● **ESTRATTO DELLA FONTE**
#####
IL RUTTO DEL “SISTEMAMOGLI” SALVINI: “VAFFANCULO ZECCHE”
IL CONTADINO: “ENTRO GIUGNO NIENTE PANE”. IL PESCATORE: “FINITO PURE IL PESCE”….LA MASCOTTE GIOGIO’ APRE IL CONCERTO, POI UNA SERIE DI CORBELLERIE GALATTICHE DEL PADAGNO
Lo spettro lugubre di una carestia apocalittica aleggia in piazza del Popolo: sul palco un sediente rappresentante dei contadini annuncia che in Italia, al massimo entro giugno, finiranno pane, latte e carne. Conclude e salgono due pescatori liguri, padre e figlio.
De profundis anche per l’italico pesce.
Poi è il turno di Simone Di Stefano, vicecapo di Casa Pound, che grida: “In Italia non produciamo più acciaio”. La colpa è “dell’Unione Sovietica Europea”, come dice in un videomessaggio Marine Le Pen, icona europopulista.
#####
● **RECORD ARCHIVIATI**
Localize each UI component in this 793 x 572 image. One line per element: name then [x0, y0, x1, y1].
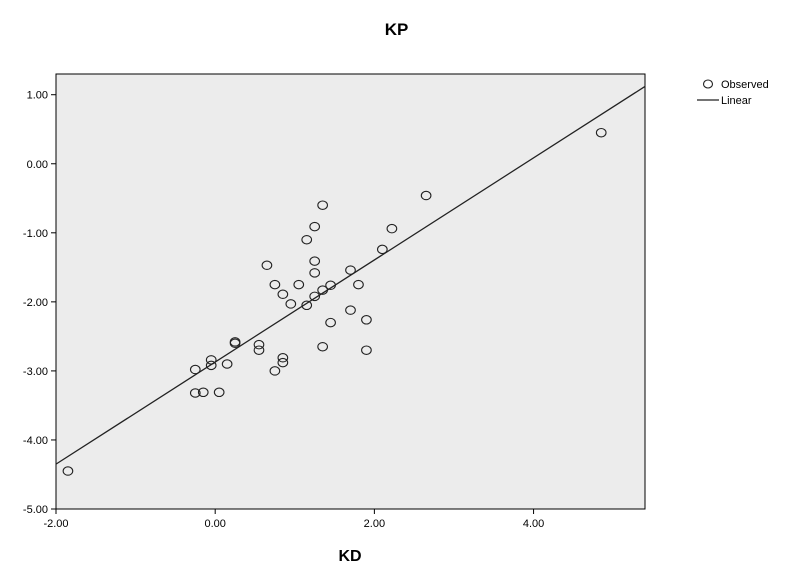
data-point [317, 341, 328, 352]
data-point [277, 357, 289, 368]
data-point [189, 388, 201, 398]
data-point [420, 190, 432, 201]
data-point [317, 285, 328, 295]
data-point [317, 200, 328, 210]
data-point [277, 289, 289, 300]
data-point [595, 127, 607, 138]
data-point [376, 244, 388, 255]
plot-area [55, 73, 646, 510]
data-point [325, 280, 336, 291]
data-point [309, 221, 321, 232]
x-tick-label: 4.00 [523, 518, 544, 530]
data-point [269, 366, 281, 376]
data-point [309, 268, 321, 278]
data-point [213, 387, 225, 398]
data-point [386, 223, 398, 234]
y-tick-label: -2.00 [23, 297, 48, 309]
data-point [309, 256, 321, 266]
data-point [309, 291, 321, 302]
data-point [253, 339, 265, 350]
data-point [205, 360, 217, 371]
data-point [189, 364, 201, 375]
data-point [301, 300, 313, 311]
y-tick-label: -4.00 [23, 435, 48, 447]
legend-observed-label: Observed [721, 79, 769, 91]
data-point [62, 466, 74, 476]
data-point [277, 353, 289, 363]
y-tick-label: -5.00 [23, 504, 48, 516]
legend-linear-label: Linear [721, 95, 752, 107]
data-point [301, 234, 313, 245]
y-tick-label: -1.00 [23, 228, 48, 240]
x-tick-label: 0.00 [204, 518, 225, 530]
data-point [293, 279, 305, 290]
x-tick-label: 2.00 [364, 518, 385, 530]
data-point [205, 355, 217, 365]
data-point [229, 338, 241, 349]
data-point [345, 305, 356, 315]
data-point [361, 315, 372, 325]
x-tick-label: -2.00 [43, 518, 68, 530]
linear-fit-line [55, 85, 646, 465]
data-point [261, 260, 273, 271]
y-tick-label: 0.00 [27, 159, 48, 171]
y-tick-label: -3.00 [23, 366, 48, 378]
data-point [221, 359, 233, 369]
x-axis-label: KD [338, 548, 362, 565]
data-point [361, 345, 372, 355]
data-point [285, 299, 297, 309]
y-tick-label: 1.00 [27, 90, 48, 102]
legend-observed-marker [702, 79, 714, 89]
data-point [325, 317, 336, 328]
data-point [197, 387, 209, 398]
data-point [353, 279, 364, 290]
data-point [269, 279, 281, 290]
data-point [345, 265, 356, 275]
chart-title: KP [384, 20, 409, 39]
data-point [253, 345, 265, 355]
#####
● **PROBLEMI**
[1] Rispondi a queste domande sull'articolo sulla manifestazione in piazza del Popolo:
(a) Entro quando, secondo il rappresentante dei contadini, finiranno in Italia pane, latte e carne?
(b) Da quale regione vengono i due pescatori che salgono sul palco?
(c) Quale ruolo ha Simone Di Stefano in Casa Pound?
[2] Scrivi il seguito dell'articolo sulla manifestazione in piazza del Popolo, partendo dopo l'ultima frase riportata.
I record sono materiale a sé stante.

● **RISPOSTE PER PROBLEMA**
[1]
(a) Al massimo entro giugno.
(b) Dalla Liguria.
(c) È il vicecapo.

[2]
Alle 14 e 40, quando mancano venti minuti all’inizio della manifestazione, Piazza del Popolo è piena a metà , fino all’obelisco. Mezzavuota,quindi. Trentaminuti e arrivano in supporto quelli di Casa Pound, ma i numeri dell’invasione fascioleghista di Roma restano bassi.
Non più di 15.000-20.000 persone, secondo fonti ufficiose della Digos.
Il debutto romano della destra blu, questo il colore predominante sul palco, copiato dal lepenismo transalpino, non ha numeri esaltanti.
Un mezzo flop, in cui peraltro c’è di tutto. I salviniani di Orte, per fare un esempio, e quelli della Puglia e della Campania. Il tricolore e la bandiera del secessionismo padano. Le famigliole con la colazione al sacco e le auto blu di chi ha una poltrona come Calderoli o Maroni.
Il discorso di Salvini è peggio: un’insalata russa (mentre sventolano i vessilli russi con l’aquila degli zar) con decine di ingredienti inconciliabili.
Don Milani, don Sturzo, gli immigrati da stendere senza pietà se ti entrano in casa, il turpiloquio continuo, il genocidio degli armeni, le foibe, la prostituzione che esiste da duemila anni e quindi viva le case chiuse.
Prima dell’inizio, due maxi-schermi diffondono il verbo salviniano estrapolato dai talk show.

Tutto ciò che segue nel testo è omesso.